Problem to solve >>
What is needed here is an exact copy of every entry.

"""

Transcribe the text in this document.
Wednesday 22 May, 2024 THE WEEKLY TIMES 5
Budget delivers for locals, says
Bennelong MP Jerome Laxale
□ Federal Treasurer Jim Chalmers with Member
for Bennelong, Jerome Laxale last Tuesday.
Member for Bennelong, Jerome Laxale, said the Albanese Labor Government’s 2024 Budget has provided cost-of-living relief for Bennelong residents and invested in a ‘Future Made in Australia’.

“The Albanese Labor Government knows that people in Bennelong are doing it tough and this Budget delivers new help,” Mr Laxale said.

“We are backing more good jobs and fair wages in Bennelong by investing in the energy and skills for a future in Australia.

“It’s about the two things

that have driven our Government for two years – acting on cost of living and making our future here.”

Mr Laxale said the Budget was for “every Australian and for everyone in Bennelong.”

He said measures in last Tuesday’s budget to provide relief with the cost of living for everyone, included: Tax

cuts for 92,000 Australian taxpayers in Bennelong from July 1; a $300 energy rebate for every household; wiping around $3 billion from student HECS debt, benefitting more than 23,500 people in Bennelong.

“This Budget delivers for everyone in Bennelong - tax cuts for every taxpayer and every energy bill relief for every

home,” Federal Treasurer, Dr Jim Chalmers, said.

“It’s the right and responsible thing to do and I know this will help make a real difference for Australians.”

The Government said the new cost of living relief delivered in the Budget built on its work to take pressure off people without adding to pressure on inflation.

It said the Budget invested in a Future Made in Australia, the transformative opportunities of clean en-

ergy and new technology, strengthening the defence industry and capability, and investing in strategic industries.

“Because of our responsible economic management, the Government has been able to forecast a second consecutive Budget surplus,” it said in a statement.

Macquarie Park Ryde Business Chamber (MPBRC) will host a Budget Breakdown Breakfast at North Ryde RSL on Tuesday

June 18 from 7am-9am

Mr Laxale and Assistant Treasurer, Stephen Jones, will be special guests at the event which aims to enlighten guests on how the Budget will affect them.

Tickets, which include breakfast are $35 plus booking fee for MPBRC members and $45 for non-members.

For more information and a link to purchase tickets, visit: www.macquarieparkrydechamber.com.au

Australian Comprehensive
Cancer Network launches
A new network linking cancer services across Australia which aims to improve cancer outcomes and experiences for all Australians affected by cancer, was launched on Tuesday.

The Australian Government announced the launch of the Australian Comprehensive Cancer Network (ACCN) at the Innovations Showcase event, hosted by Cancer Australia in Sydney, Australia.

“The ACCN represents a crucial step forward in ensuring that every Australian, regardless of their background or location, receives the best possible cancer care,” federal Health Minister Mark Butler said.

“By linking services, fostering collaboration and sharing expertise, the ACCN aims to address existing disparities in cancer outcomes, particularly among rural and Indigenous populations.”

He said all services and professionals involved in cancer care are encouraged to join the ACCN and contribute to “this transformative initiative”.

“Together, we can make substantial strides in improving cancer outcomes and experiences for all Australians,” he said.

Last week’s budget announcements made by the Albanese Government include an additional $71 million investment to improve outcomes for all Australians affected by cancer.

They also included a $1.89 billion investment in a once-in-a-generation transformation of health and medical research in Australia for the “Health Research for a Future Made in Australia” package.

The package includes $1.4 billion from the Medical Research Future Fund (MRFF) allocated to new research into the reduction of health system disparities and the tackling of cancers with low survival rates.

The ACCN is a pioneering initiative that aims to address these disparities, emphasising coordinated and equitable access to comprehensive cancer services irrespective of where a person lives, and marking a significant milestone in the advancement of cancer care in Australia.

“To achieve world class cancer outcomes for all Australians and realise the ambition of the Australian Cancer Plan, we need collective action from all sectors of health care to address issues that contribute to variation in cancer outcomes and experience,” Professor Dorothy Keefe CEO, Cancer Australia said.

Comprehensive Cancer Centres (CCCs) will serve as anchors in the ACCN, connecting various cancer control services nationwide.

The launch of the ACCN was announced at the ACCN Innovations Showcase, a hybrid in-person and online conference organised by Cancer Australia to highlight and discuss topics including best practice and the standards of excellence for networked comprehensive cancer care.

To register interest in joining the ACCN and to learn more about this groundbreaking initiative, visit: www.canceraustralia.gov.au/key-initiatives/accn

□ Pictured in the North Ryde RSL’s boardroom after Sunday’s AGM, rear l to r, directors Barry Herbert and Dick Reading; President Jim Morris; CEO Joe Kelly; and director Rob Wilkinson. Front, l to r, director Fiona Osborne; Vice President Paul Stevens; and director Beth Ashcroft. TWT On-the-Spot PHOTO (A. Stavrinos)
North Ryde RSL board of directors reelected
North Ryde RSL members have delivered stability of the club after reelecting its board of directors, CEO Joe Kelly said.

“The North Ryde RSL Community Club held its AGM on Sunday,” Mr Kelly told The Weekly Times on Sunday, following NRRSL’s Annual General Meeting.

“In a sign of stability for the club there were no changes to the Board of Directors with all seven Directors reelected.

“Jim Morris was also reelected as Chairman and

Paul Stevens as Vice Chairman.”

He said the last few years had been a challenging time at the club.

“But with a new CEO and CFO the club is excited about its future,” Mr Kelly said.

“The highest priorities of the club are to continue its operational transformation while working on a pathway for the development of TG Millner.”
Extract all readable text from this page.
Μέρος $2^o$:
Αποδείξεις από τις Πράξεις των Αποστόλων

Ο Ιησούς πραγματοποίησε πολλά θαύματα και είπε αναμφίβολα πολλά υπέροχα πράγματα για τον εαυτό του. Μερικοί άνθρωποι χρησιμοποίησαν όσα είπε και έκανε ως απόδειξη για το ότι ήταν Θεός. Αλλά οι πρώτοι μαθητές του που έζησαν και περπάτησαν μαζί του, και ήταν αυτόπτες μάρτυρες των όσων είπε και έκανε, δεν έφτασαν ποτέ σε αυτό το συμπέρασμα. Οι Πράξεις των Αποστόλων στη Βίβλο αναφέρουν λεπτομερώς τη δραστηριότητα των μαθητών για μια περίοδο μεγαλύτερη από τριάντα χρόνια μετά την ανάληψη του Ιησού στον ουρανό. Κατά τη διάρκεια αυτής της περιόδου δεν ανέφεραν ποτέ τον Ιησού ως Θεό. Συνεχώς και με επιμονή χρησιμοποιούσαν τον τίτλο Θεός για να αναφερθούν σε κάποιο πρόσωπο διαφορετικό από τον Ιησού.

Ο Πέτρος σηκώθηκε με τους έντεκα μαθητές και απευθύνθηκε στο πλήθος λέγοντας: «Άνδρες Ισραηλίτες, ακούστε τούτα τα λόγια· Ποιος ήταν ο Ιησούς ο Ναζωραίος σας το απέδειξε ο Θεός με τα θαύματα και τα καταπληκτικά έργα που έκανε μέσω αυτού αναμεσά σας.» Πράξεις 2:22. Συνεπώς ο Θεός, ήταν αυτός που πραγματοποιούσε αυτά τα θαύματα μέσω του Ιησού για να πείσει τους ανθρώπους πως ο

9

"""

Task output >>
Transcribe the text in this document.
Wednesday 22 May, 2024 THE WEEKLY TIMES 5
Budget delivers for locals, says
Bennelong MP Jerome Laxale
□ Federal Treasurer Jim Chalmers with Member
for Bennelong, Jerome Laxale last Tuesday.
Member for Bennelong, Jerome Laxale, said the Albanese Labor Government’s 2024 Budget has provided cost-of-living relief for Bennelong residents and invested in a ‘Future Made in Australia’.

“The Albanese Labor Government knows that people in Bennelong are doing it tough and this Budget delivers new help,” Mr Laxale said.

“We are backing more good jobs and fair wages in Bennelong by investing in the energy and skills for a future in Australia.

“It’s about the two things

that have driven our Government for two years – acting on cost of living and making our future here.”

Mr Laxale said the Budget was for “every Australian and for everyone in Bennelong.”

He said measures in last Tuesday’s budget to provide relief with the cost of living for everyone, included: Tax

cuts for 92,000 Australian taxpayers in Bennelong from July 1; a $300 energy rebate for every household; wiping around $3 billion from student HECS debt, benefitting more than 23,500 people in Bennelong.

“This Budget delivers for everyone in Bennelong - tax cuts for every taxpayer and every energy bill relief for every

home,” Federal Treasurer, Dr Jim Chalmers, said.

“It’s the right and responsible thing to do and I know this will help make a real difference for Australians.”

The Government said the new cost of living relief delivered in the Budget built on its work to take pressure off people without adding to pressure on inflation.

It said the Budget invested in a Future Made in Australia, the transformative opportunities of clean en-

ergy and new technology, strengthening the defence industry and capability, and investing in strategic industries.

“Because of our responsible economic management, the Government has been able to forecast a second consecutive Budget surplus,” it said in a statement.

Macquarie Park Ryde Business Chamber (MPBRC) will host a Budget Breakdown Breakfast at North Ryde RSL on Tuesday

June 18 from 7am-9am

Mr Laxale and Assistant Treasurer, Stephen Jones, will be special guests at the event which aims to enlighten guests on how the Budget will affect them.

Tickets, which include breakfast are $35 plus booking fee for MPBRC members and $45 for non-members.

For more information and a link to purchase tickets, visit: www.macquarieparkrydechamber.com.au

Australian Comprehensive
Cancer Network launches
A new network linking cancer services across Australia which aims to improve cancer outcomes and experiences for all Australians affected by cancer, was launched on Tuesday.

The Australian Government announced the launch of the Australian Comprehensive Cancer Network (ACCN) at the Innovations Showcase event, hosted by Cancer Australia in Sydney, Australia.

“The ACCN represents a crucial step forward in ensuring that every Australian, regardless of their background or location, receives the best possible cancer care,” federal Health Minister Mark Butler said.

“By linking services, fostering collaboration and sharing expertise, the ACCN aims to address existing disparities in cancer outcomes, particularly among rural and Indigenous populations.”

He said all services and professionals involved in cancer care are encouraged to join the ACCN and contribute to “this transformative initiative”.

“Together, we can make substantial strides in improving cancer outcomes and experiences for all Australians,” he said.

Last week’s budget announcements made by the Albanese Government include an additional $71 million investment to improve outcomes for all Australians affected by cancer.

They also included a $1.89 billion investment in a once-in-a-generation transformation of health and medical research in Australia for the “Health Research for a Future Made in Australia” package.

The package includes $1.4 billion from the Medical Research Future Fund (MRFF) allocated to new research into the reduction of health system disparities and the tackling of cancers with low survival rates.

The ACCN is a pioneering initiative that aims to address these disparities, emphasising coordinated and equitable access to comprehensive cancer services irrespective of where a person lives, and marking a significant milestone in the advancement of cancer care in Australia.

“To achieve world class cancer outcomes for all Australians and realise the ambition of the Australian Cancer Plan, we need collective action from all sectors of health care to address issues that contribute to variation in cancer outcomes and experience,” Professor Dorothy Keefe CEO, Cancer Australia said.

Comprehensive Cancer Centres (CCCs) will serve as anchors in the ACCN, connecting various cancer control services nationwide.

The launch of the ACCN was announced at the ACCN Innovations Showcase, a hybrid in-person and online conference organised by Cancer Australia to highlight and discuss topics including best practice and the standards of excellence for networked comprehensive cancer care.

To register interest in joining the ACCN and to learn more about this groundbreaking initiative, visit: www.canceraustralia.gov.au/key-initiatives/accn

□ Pictured in the North Ryde RSL’s boardroom after Sunday’s AGM, rear l to r, directors Barry Herbert and Dick Reading; President Jim Morris; CEO Joe Kelly; and director Rob Wilkinson. Front, l to r, director Fiona Osborne; Vice President Paul Stevens; and director Beth Ashcroft. TWT On-the-Spot PHOTO (A. Stavrinos)
North Ryde RSL board of directors reelected
North Ryde RSL members have delivered stability of the club after reelecting its board of directors, CEO Joe Kelly said.

“The North Ryde RSL Community Club held its AGM on Sunday,” Mr Kelly told The Weekly Times on Sunday, following NRRSL’s Annual General Meeting.

“In a sign of stability for the club there were no changes to the Board of Directors with all seven Directors reelected.

“Jim Morris was also reelected as Chairman and

Paul Stevens as Vice Chairman.”

He said the last few years had been a challenging time at the club.

“But with a new CEO and CFO the club is excited about its future,” Mr Kelly said.

“The highest priorities of the club are to continue its operational transformation while working on a pathway for the development of TG Millner.”
Extract all readable text from this page.
Μέρος $2^o$:
Αποδείξεις από τις Πράξεις των Αποστόλων

Ο Ιησούς πραγματοποίησε πολλά θαύματα και είπε αναμφίβολα πολλά υπέροχα πράγματα για τον εαυτό του. Μερικοί άνθρωποι χρησιμοποίησαν όσα είπε και έκανε ως απόδειξη για το ότι ήταν Θεός. Αλλά οι πρώτοι μαθητές του που έζησαν και περπάτησαν μαζί του, και ήταν αυτόπτες μάρτυρες των όσων είπε και έκανε, δεν έφτασαν ποτέ σε αυτό το συμπέρασμα. Οι Πράξεις των Αποστόλων στη Βίβλο αναφέρουν λεπτομερώς τη δραστηριότητα των μαθητών για μια περίοδο μεγαλύτερη από τριάντα χρόνια μετά την ανάληψη του Ιησού στον ουρανό. Κατά τη διάρκεια αυτής της περιόδου δεν ανέφεραν ποτέ τον Ιησού ως Θεό. Συνεχώς και με επιμονή χρησιμοποιούσαν τον τίτλο Θεός για να αναφερθούν σε κάποιο πρόσωπο διαφορετικό από τον Ιησού.

Ο Πέτρος σηκώθηκε με τους έντεκα μαθητές και απευθύνθηκε στο πλήθος λέγοντας: «Άνδρες Ισραηλίτες, ακούστε τούτα τα λόγια· Ποιος ήταν ο Ιησούς ο Ναζωραίος σας το απέδειξε ο Θεός με τα θαύματα και τα καταπληκτικά έργα που έκανε μέσω αυτού αναμεσά σας.» Πράξεις 2:22. Συνεπώς ο Θεός, ήταν αυτός που πραγματοποιούσε αυτά τα θαύματα μέσω του Ιησού για να πείσει τους ανθρώπους πως ο

9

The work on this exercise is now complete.